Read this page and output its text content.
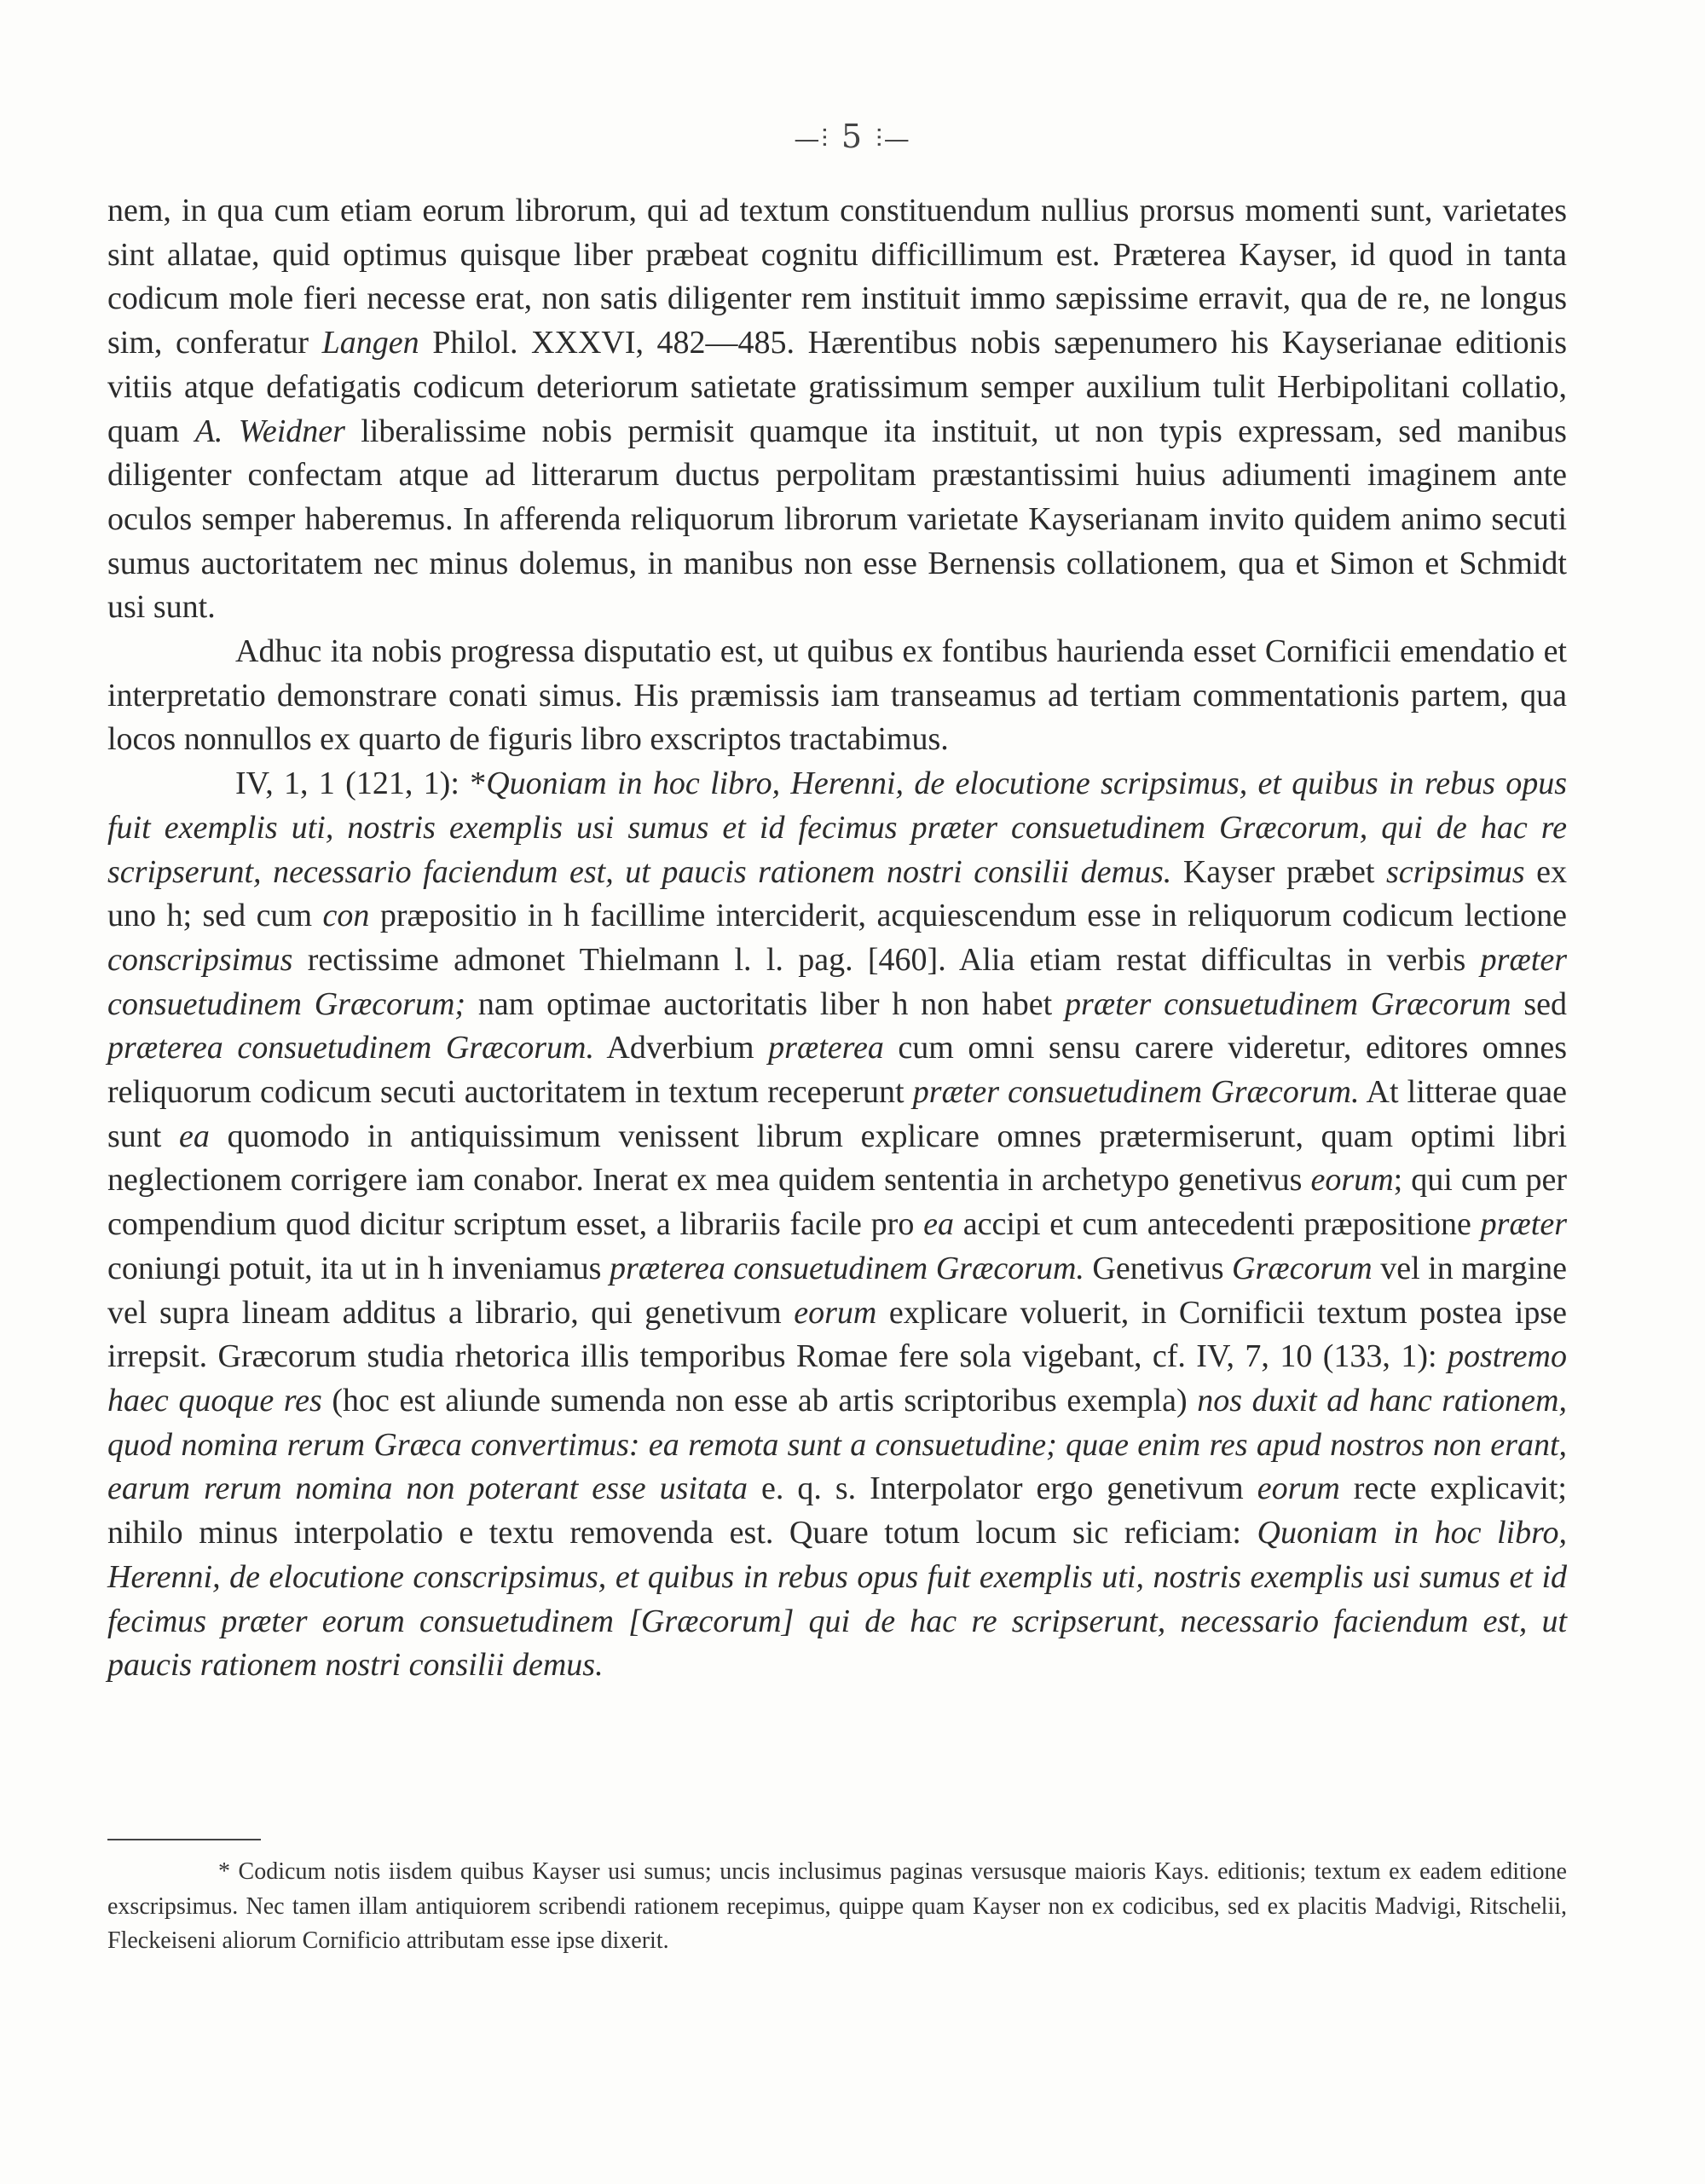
—⫶ 5 ⫶—

nem, in qua cum etiam eorum librorum, qui ad textum constituendum nullius prorsus momenti sunt, varietates sint allatae, quid optimus quisque liber præbeat cognitu difficillimum est. Præterea Kayser, id quod in tanta codicum mole fieri necesse erat, non satis diligenter rem instituit immo sæpissime erravit, qua de re, ne longus sim, conferatur Langen Philol. XXXVI, 482—485. Hærentibus nobis sæpenumero his Kayserianae editionis vitiis atque defatigatis codicum deteriorum satietate gratissimum semper auxilium tulit Herbipolitani collatio, quam A. Weidner liberalissime nobis permisit quamque ita instituit, ut non typis expressam, sed manibus diligenter confectam atque ad litterarum ductus perpolitam præstantissimi huius adiumenti imaginem ante oculos semper haberemus. In afferenda reliquorum librorum varietate Kayserianam invito quidem animo secuti sumus auctoritatem nec minus dolemus, in manibus non esse Bernensis collationem, qua et Simon et Schmidt usi sunt.

Adhuc ita nobis progressa disputatio est, ut quibus ex fontibus haurienda esset Cornificii emendatio et interpretatio demonstrare conati simus. His præmissis iam transeamus ad tertiam commentationis partem, qua locos nonnullos ex quarto de figuris libro exscriptos tractabimus.

IV, 1, 1 (121, 1): *Quoniam in hoc libro, Herenni, de elocutione scripsimus, et quibus in rebus opus fuit exemplis uti, nostris exemplis usi sumus et id fecimus præter consuetudinem Græcorum, qui de hac re scripserunt, necessario faciendum est, ut paucis rationem nostri consilii demus. Kayser præbet scripsimus ex uno h; sed cum con præpositio in h facillime interciderit, acquiescendum esse in reliquorum codicum lectione conscripsimus rectissime admonet Thielmann l. l. pag. [460]. Alia etiam restat difficultas in verbis præter consuetudinem Græcorum; nam optimae auctoritatis liber h non habet præter consuetudinem Græcorum sed præterea consuetudinem Græcorum. Adverbium præterea cum omni sensu carere videretur, editores omnes reliquorum codicum secuti auctoritatem in textum receperunt præter consuetudinem Græcorum. At litterae quae sunt ea quomodo in antiquissimum venissent librum explicare omnes prætermiserunt, quam optimi libri neglectionem corrigere iam conabor. Inerat ex mea quidem sententia in archetypo genetivus eorum; qui cum per compendium quod dicitur scriptum esset, a librariis facile pro ea accipi et cum antecedenti præpositione præter coniungi potuit, ita ut in h inveniamus præterea consuetudinem Græcorum. Genetivus Græcorum vel in margine vel supra lineam additus a librario, qui genetivum eorum explicare voluerit, in Cornificii textum postea ipse irrepsit. Græcorum studia rhetorica illis temporibus Romae fere sola vigebant, cf. IV, 7, 10 (133, 1): postremo haec quoque res (hoc est aliunde sumenda non esse ab artis scriptoribus exempla) nos duxit ad hanc rationem, quod nomina rerum Græca convertimus: ea remota sunt a consuetudine; quae enim res apud nostros non erant, earum rerum nomina non poterant esse usitata e. q. s. Interpolator ergo genetivum eorum recte explicavit; nihilo minus interpolatio e textu removenda est. Quare totum locum sic reficiam: Quoniam in hoc libro, Herenni, de elocutione conscripsimus, et quibus in rebus opus fuit exemplis uti, nostris exemplis usi sumus et id fecimus præter eorum consuetudinem [Græcorum] qui de hac re scripserunt, necessario faciendum est, ut paucis rationem nostri consilii demus.

* Codicum notis iisdem quibus Kayser usi sumus; uncis inclusimus paginas versusque maioris Kays. editionis; textum ex eadem editione exscripsimus. Nec tamen illam antiquiorem scribendi rationem recepimus, quippe quam Kayser non ex codicibus, sed ex placitis Madvigi, Ritschelii, Fleckeiseni aliorum Cornificio attributam esse ipse dixerit.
+-------+
Reproduce all of the material exactly, apart from the pictures.

EXPECTED OUTPUT =>
Read this page and output its text content.
—⫶ 5 ⫶—

nem, in qua cum etiam eorum librorum, qui ad textum constituendum nullius prorsus momenti sunt, varietates sint allatae, quid optimus quisque liber præbeat cognitu difficillimum est. Præterea Kayser, id quod in tanta codicum mole fieri necesse erat, non satis diligenter rem instituit immo sæpissime erravit, qua de re, ne longus sim, conferatur Langen Philol. XXXVI, 482—485. Hærentibus nobis sæpenumero his Kayserianae editionis vitiis atque defatigatis codicum deteriorum satietate gratissimum semper auxilium tulit Herbipolitani collatio, quam A. Weidner liberalissime nobis permisit quamque ita instituit, ut non typis expressam, sed manibus diligenter confectam atque ad litterarum ductus perpolitam præstantissimi huius adiumenti imaginem ante oculos semper haberemus. In afferenda reliquorum librorum varietate Kayserianam invito quidem animo secuti sumus auctoritatem nec minus dolemus, in manibus non esse Bernensis collationem, qua et Simon et Schmidt usi sunt.

Adhuc ita nobis progressa disputatio est, ut quibus ex fontibus haurienda esset Cornificii emendatio et interpretatio demonstrare conati simus. His præmissis iam transeamus ad tertiam commentationis partem, qua locos nonnullos ex quarto de figuris libro exscriptos tractabimus.

IV, 1, 1 (121, 1): *Quoniam in hoc libro, Herenni, de elocutione scripsimus, et quibus in rebus opus fuit exemplis uti, nostris exemplis usi sumus et id fecimus præter consuetudinem Græcorum, qui de hac re scripserunt, necessario faciendum est, ut paucis rationem nostri consilii demus. Kayser præbet scripsimus ex uno h; sed cum con præpositio in h facillime interciderit, acquiescendum esse in reliquorum codicum lectione conscripsimus rectissime admonet Thielmann l. l. pag. [460]. Alia etiam restat difficultas in verbis præter consuetudinem Græcorum; nam optimae auctoritatis liber h non habet præter consuetudinem Græcorum sed præterea consuetudinem Græcorum. Adverbium præterea cum omni sensu carere videretur, editores omnes reliquorum codicum secuti auctoritatem in textum receperunt præter consuetudinem Græcorum. At litterae quae sunt ea quomodo in antiquissimum venissent librum explicare omnes prætermiserunt, quam optimi libri neglectionem corrigere iam conabor. Inerat ex mea quidem sententia in archetypo genetivus eorum; qui cum per compendium quod dicitur scriptum esset, a librariis facile pro ea accipi et cum antecedenti præpositione præter coniungi potuit, ita ut in h inveniamus præterea consuetudinem Græcorum. Genetivus Græcorum vel in margine vel supra lineam additus a librario, qui genetivum eorum explicare voluerit, in Cornificii textum postea ipse irrepsit. Græcorum studia rhetorica illis temporibus Romae fere sola vigebant, cf. IV, 7, 10 (133, 1): postremo haec quoque res (hoc est aliunde sumenda non esse ab artis scriptoribus exempla) nos duxit ad hanc rationem, quod nomina rerum Græca convertimus: ea remota sunt a consuetudine; quae enim res apud nostros non erant, earum rerum nomina non poterant esse usitata e. q. s. Interpolator ergo genetivum eorum recte explicavit; nihilo minus interpolatio e textu removenda est. Quare totum locum sic reficiam: Quoniam in hoc libro, Herenni, de elocutione conscripsimus, et quibus in rebus opus fuit exemplis uti, nostris exemplis usi sumus et id fecimus præter eorum consuetudinem [Græcorum] qui de hac re scripserunt, necessario faciendum est, ut paucis rationem nostri consilii demus.

* Codicum notis iisdem quibus Kayser usi sumus; uncis inclusimus paginas versusque maioris Kays. editionis; textum ex eadem editione exscripsimus. Nec tamen illam antiquiorem scribendi rationem recepimus, quippe quam Kayser non ex codicibus, sed ex placitis Madvigi, Ritschelii, Fleckeiseni aliorum Cornificio attributam esse ipse dixerit.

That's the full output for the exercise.